Stored items
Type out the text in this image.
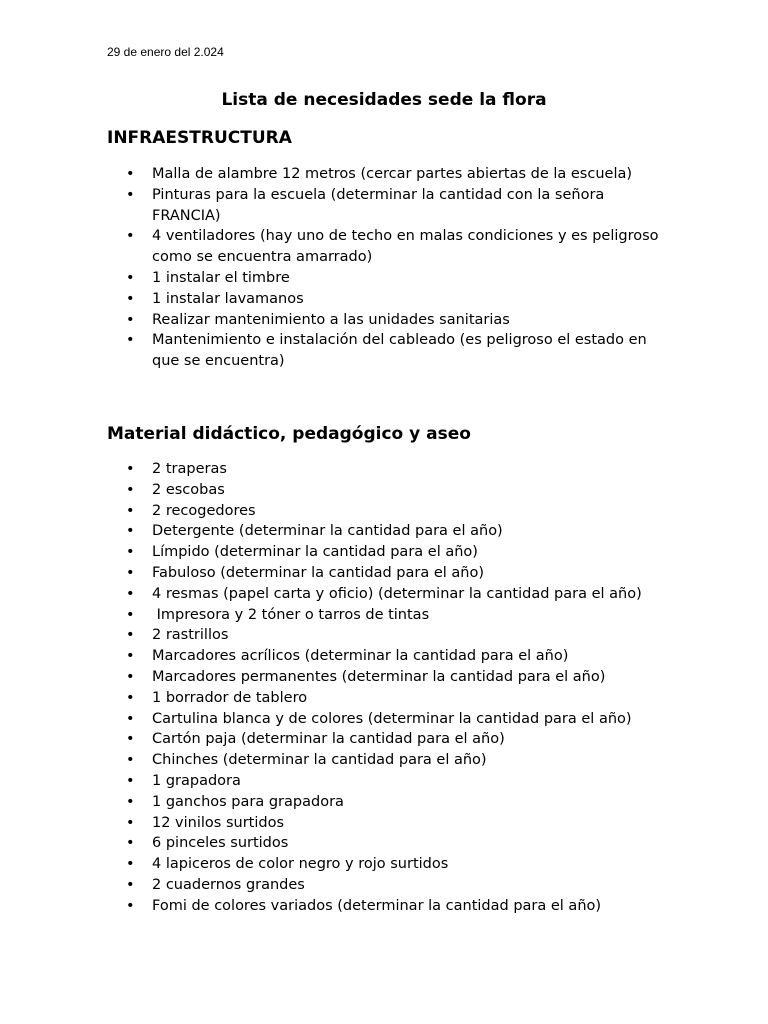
29 de enero del 2.024
Lista de necesidades sede la flora
INFRAESTRUCTURA
• Malla de alambre 12 metros (cercar partes abiertas de la escuela)
• Pinturas para la escuela (determinar la cantidad con la señora FRANCIA)
• 4 ventiladores (hay uno de techo en malas condiciones y es peligroso como se encuentra amarrado)
• 1 instalar el timbre
• 1 instalar lavamanos
• Realizar mantenimiento a las unidades sanitarias
• Mantenimiento e instalación del cableado (es peligroso el estado en que se encuentra)
Material didáctico, pedagógico y aseo
• 2 traperas
• 2 escobas
• 2 recogedores
• Detergente (determinar la cantidad para el año)
• Límpido (determinar la cantidad para el año)
• Fabuloso (determinar la cantidad para el año)
• 4 resmas (papel carta y oficio) (determinar la cantidad para el año)
• Impresora y 2 tóner o tarros de tintas
• 2 rastrillos
• Marcadores acrílicos (determinar la cantidad para el año)
• Marcadores permanentes (determinar la cantidad para el año)
• 1 borrador de tablero
• Cartulina blanca y de colores (determinar la cantidad para el año)
• Cartón paja (determinar la cantidad para el año)
• Chinches (determinar la cantidad para el año)
• 1 grapadora
• 1 ganchos para grapadora
• 12 vinilos surtidos
• 6 pinceles surtidos
• 4 lapiceros de color negro y rojo surtidos
• 2 cuadernos grandes
• Fomi de colores variados (determinar la cantidad para el año)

» SET EXERCISE
The entries above are to be returned exactly, without their pictures.

» TASK ANSWER
Type out the text in this image.
29 de enero del 2.024
Lista de necesidades sede la flora
INFRAESTRUCTURA
• Malla de alambre 12 metros (cercar partes abiertas de la escuela)
• Pinturas para la escuela (determinar la cantidad con la señora FRANCIA)
• 4 ventiladores (hay uno de techo en malas condiciones y es peligroso como se encuentra amarrado)
• 1 instalar el timbre
• 1 instalar lavamanos
• Realizar mantenimiento a las unidades sanitarias
• Mantenimiento e instalación del cableado (es peligroso el estado en que se encuentra)
Material didáctico, pedagógico y aseo
• 2 traperas
• 2 escobas
• 2 recogedores
• Detergente (determinar la cantidad para el año)
• Límpido (determinar la cantidad para el año)
• Fabuloso (determinar la cantidad para el año)
• 4 resmas (papel carta y oficio) (determinar la cantidad para el año)
• Impresora y 2 tóner o tarros de tintas
• 2 rastrillos
• Marcadores acrílicos (determinar la cantidad para el año)
• Marcadores permanentes (determinar la cantidad para el año)
• 1 borrador de tablero
• Cartulina blanca y de colores (determinar la cantidad para el año)
• Cartón paja (determinar la cantidad para el año)
• Chinches (determinar la cantidad para el año)
• 1 grapadora
• 1 ganchos para grapadora
• 12 vinilos surtidos
• 6 pinceles surtidos
• 4 lapiceros de color negro y rojo surtidos
• 2 cuadernos grandes
• Fomi de colores variados (determinar la cantidad para el año)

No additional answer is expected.